Extract each line bearing the word "Instrument".

** START Data records **

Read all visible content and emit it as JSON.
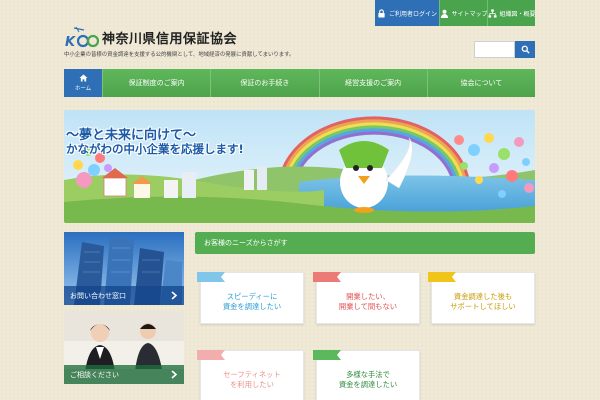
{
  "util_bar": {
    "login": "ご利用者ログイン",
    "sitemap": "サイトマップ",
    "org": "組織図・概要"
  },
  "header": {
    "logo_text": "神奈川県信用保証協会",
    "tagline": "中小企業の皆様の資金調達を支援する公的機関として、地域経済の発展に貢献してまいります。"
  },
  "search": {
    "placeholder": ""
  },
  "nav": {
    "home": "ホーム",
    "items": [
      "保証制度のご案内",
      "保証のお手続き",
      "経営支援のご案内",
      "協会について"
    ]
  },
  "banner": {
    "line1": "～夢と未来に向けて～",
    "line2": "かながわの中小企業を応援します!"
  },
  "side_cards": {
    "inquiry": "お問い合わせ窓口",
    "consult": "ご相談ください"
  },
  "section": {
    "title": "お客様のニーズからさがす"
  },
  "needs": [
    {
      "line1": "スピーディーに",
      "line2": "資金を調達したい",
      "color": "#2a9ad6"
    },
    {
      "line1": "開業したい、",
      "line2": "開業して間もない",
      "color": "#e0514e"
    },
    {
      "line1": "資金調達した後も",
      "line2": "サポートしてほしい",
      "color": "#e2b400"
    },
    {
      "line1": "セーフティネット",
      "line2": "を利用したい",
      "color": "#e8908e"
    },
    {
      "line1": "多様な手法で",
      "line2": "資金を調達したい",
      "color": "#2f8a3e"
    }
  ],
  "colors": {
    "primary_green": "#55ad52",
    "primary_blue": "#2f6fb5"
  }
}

** END Data records **
** START Data records **

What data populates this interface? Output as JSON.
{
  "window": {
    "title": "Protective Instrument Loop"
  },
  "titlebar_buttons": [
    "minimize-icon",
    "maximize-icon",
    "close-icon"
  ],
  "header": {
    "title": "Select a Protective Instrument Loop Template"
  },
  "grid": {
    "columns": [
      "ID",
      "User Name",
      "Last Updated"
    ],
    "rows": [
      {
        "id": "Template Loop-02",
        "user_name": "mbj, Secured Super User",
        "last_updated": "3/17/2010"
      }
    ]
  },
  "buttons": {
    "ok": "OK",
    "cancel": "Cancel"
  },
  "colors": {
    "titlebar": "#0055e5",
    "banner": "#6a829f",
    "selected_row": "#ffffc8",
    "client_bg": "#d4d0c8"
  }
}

** END Data records **

Task solution:
    "title": "Protective Instrument Loop"
    "title": "Select a Protective Instrument Loop Template"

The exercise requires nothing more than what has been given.